• [Working data]
------------------------------------------------------------------------

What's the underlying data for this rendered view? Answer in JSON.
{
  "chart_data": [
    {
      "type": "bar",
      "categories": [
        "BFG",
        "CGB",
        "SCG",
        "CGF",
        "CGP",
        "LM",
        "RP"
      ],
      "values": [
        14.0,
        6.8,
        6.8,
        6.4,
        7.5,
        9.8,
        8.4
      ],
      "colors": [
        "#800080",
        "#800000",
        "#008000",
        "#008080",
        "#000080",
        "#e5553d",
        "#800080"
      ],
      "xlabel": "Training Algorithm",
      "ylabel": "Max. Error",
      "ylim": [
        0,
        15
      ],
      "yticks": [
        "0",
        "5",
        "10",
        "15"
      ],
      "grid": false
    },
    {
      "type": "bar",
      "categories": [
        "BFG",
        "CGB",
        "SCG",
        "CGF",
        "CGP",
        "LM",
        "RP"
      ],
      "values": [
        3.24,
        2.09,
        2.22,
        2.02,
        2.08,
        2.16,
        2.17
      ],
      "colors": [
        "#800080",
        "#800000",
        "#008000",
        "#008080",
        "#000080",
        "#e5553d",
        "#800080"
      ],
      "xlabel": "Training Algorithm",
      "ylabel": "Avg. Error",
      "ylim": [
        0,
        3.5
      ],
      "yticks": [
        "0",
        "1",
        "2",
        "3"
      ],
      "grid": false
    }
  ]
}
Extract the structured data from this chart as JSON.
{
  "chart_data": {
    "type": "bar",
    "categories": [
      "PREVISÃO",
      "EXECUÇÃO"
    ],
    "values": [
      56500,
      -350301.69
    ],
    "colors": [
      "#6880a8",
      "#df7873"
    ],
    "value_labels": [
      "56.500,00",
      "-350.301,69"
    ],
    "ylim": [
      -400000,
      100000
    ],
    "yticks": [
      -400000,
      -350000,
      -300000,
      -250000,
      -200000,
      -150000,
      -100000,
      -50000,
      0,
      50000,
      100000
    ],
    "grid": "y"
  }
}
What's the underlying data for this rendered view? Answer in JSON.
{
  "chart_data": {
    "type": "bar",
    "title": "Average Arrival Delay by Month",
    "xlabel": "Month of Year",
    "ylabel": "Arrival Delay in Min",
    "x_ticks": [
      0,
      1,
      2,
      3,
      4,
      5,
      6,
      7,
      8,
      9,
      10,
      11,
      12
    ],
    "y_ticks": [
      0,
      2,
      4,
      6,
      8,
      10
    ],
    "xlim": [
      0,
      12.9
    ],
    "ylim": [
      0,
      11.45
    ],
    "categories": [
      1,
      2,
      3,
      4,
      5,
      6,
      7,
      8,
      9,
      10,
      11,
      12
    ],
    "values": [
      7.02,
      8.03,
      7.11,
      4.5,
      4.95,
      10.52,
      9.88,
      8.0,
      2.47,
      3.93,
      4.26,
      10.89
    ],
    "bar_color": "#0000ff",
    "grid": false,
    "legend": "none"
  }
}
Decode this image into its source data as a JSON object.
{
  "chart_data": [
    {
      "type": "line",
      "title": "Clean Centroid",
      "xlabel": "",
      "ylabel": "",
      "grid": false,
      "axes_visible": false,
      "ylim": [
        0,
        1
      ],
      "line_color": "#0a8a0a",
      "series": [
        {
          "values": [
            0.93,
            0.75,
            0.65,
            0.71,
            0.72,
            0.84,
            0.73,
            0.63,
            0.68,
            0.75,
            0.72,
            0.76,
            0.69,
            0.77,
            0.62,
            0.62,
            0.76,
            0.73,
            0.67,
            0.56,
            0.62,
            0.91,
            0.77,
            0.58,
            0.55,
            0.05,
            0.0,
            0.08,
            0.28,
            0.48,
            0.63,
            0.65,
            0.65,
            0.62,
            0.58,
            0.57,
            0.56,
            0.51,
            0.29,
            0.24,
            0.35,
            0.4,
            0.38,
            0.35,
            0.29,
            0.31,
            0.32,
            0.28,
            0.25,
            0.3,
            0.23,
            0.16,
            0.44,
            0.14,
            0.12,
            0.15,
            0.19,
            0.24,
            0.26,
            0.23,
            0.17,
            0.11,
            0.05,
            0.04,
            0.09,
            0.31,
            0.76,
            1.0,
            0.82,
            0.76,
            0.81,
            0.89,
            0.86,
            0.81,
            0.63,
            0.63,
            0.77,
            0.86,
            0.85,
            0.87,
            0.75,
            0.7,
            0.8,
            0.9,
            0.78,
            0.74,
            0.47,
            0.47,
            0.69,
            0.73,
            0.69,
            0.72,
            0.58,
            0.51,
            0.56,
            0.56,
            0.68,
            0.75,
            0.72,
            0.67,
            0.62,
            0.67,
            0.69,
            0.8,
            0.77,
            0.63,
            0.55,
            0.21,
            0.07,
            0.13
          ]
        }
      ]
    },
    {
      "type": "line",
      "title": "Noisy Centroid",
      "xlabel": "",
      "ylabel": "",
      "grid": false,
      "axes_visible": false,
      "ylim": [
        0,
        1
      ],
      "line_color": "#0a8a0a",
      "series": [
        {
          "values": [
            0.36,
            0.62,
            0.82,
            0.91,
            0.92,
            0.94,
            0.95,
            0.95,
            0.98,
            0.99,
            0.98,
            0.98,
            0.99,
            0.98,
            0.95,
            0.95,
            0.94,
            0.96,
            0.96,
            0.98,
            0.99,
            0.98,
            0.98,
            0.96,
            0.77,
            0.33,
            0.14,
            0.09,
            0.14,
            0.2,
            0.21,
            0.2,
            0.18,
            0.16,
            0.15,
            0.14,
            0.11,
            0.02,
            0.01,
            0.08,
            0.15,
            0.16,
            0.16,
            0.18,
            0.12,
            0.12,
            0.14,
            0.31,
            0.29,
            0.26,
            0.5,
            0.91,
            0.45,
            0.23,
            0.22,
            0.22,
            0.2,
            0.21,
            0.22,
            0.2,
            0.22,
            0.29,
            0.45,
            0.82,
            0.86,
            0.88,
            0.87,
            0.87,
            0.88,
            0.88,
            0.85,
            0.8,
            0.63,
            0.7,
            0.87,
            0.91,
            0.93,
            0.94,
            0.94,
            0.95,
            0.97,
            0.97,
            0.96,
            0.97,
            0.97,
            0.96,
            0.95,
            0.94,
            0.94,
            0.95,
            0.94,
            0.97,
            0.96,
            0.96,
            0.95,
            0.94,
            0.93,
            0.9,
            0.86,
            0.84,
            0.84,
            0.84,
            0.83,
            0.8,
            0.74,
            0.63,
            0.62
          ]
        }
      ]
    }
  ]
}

------------------------------------------------------------------------

• [Directive] Return the material exactly as it stands.

• [Final result]
What's the underlying data for this rendered view? Answer in JSON.
{
  "chart_data": [
    {
      "type": "bar",
      "categories": [
        "BFG",
        "CGB",
        "SCG",
        "CGF",
        "CGP",
        "LM",
        "RP"
      ],
      "values": [
        14.0,
        6.8,
        6.8,
        6.4,
        7.5,
        9.8,
        8.4
      ],
      "colors": [
        "#800080",
        "#800000",
        "#008000",
        "#008080",
        "#000080",
        "#e5553d",
        "#800080"
      ],
      "xlabel": "Training Algorithm",
      "ylabel": "Max. Error",
      "ylim": [
        0,
        15
      ],
      "yticks": [
        "0",
        "5",
        "10",
        "15"
      ],
      "grid": false
    },
    {
      "type": "bar",
      "categories": [
        "BFG",
        "CGB",
        "SCG",
        "CGF",
        "CGP",
        "LM",
        "RP"
      ],
      "values": [
        3.24,
        2.09,
        2.22,
        2.02,
        2.08,
        2.16,
        2.17
      ],
      "colors": [
        "#800080",
        "#800000",
        "#008000",
        "#008080",
        "#000080",
        "#e5553d",
        "#800080"
      ],
      "xlabel": "Training Algorithm",
      "ylabel": "Avg. Error",
      "ylim": [
        0,
        3.5
      ],
      "yticks": [
        "0",
        "1",
        "2",
        "3"
      ],
      "grid": false
    }
  ]
}
Extract the structured data from this chart as JSON.
{
  "chart_data": {
    "type": "bar",
    "categories": [
      "PREVISÃO",
      "EXECUÇÃO"
    ],
    "values": [
      56500,
      -350301.69
    ],
    "colors": [
      "#6880a8",
      "#df7873"
    ],
    "value_labels": [
      "56.500,00",
      "-350.301,69"
    ],
    "ylim": [
      -400000,
      100000
    ],
    "yticks": [
      -400000,
      -350000,
      -300000,
      -250000,
      -200000,
      -150000,
      -100000,
      -50000,
      0,
      50000,
      100000
    ],
    "grid": "y"
  }
}
What's the underlying data for this rendered view? Answer in JSON.
{
  "chart_data": {
    "type": "bar",
    "title": "Average Arrival Delay by Month",
    "xlabel": "Month of Year",
    "ylabel": "Arrival Delay in Min",
    "x_ticks": [
      0,
      1,
      2,
      3,
      4,
      5,
      6,
      7,
      8,
      9,
      10,
      11,
      12
    ],
    "y_ticks": [
      0,
      2,
      4,
      6,
      8,
      10
    ],
    "xlim": [
      0,
      12.9
    ],
    "ylim": [
      0,
      11.45
    ],
    "categories": [
      1,
      2,
      3,
      4,
      5,
      6,
      7,
      8,
      9,
      10,
      11,
      12
    ],
    "values": [
      7.02,
      8.03,
      7.11,
      4.5,
      4.95,
      10.52,
      9.88,
      8.0,
      2.47,
      3.93,
      4.26,
      10.89
    ],
    "bar_color": "#0000ff",
    "grid": false,
    "legend": "none"
  }
}
Decode this image into its source data as a JSON object.
{
  "chart_data": [
    {
      "type": "line",
      "title": "Clean Centroid",
      "xlabel": "",
      "ylabel": "",
      "grid": false,
      "axes_visible": false,
      "ylim": [
        0,
        1
      ],
      "line_color": "#0a8a0a",
      "series": [
        {
          "values": [
            0.93,
            0.75,
            0.65,
            0.71,
            0.72,
            0.84,
            0.73,
            0.63,
            0.68,
            0.75,
            0.72,
            0.76,
            0.69,
            0.77,
            0.62,
            0.62,
            0.76,
            0.73,
            0.67,
            0.56,
            0.62,
            0.91,
            0.77,
            0.58,
            0.55,
            0.05,
            0.0,
            0.08,
            0.28,
            0.48,
            0.63,
            0.65,
            0.65,
            0.62,
            0.58,
            0.57,
            0.56,
            0.51,
            0.29,
            0.24,
            0.35,
            0.4,
            0.38,
            0.35,
            0.29,
            0.31,
            0.32,
            0.28,
            0.25,
            0.3,
            0.23,
            0.16,
            0.44,
            0.14,
            0.12,
            0.15,
            0.19,
            0.24,
            0.26,
            0.23,
            0.17,
            0.11,
            0.05,
            0.04,
            0.09,
            0.31,
            0.76,
            1.0,
            0.82,
            0.76,
            0.81,
            0.89,
            0.86,
            0.81,
            0.63,
            0.63,
            0.77,
            0.86,
            0.85,
            0.87,
            0.75,
            0.7,
            0.8,
            0.9,
            0.78,
            0.74,
            0.47,
            0.47,
            0.69,
            0.73,
            0.69,
            0.72,
            0.58,
            0.51,
            0.56,
            0.56,
            0.68,
            0.75,
            0.72,
            0.67,
            0.62,
            0.67,
            0.69,
            0.8,
            0.77,
            0.63,
            0.55,
            0.21,
            0.07,
            0.13
          ]
        }
      ]
    },
    {
      "type": "line",
      "title": "Noisy Centroid",
      "xlabel": "",
      "ylabel": "",
      "grid": false,
      "axes_visible": false,
      "ylim": [
        0,
        1
      ],
      "line_color": "#0a8a0a",
      "series": [
        {
          "values": [
            0.36,
            0.62,
            0.82,
            0.91,
            0.92,
            0.94,
            0.95,
            0.95,
            0.98,
            0.99,
            0.98,
            0.98,
            0.99,
            0.98,
            0.95,
            0.95,
            0.94,
            0.96,
            0.96,
            0.98,
            0.99,
            0.98,
            0.98,
            0.96,
            0.77,
            0.33,
            0.14,
            0.09,
            0.14,
            0.2,
            0.21,
            0.2,
            0.18,
            0.16,
            0.15,
            0.14,
            0.11,
            0.02,
            0.01,
            0.08,
            0.15,
            0.16,
            0.16,
            0.18,
            0.12,
            0.12,
            0.14,
            0.31,
            0.29,
            0.26,
            0.5,
            0.91,
            0.45,
            0.23,
            0.22,
            0.22,
            0.2,
            0.21,
            0.22,
            0.2,
            0.22,
            0.29,
            0.45,
            0.82,
            0.86,
            0.88,
            0.87,
            0.87,
            0.88,
            0.88,
            0.85,
            0.8,
            0.63,
            0.7,
            0.87,
            0.91,
            0.93,
            0.94,
            0.94,
            0.95,
            0.97,
            0.97,
            0.96,
            0.97,
            0.97,
            0.96,
            0.95,
            0.94,
            0.94,
            0.95,
            0.94,
            0.97,
            0.96,
            0.96,
            0.95,
            0.94,
            0.93,
            0.9,
            0.86,
            0.84,
            0.84,
            0.84,
            0.83,
            0.8,
            0.74,
            0.63,
            0.62
          ]
        }
      ]
    }
  ]
}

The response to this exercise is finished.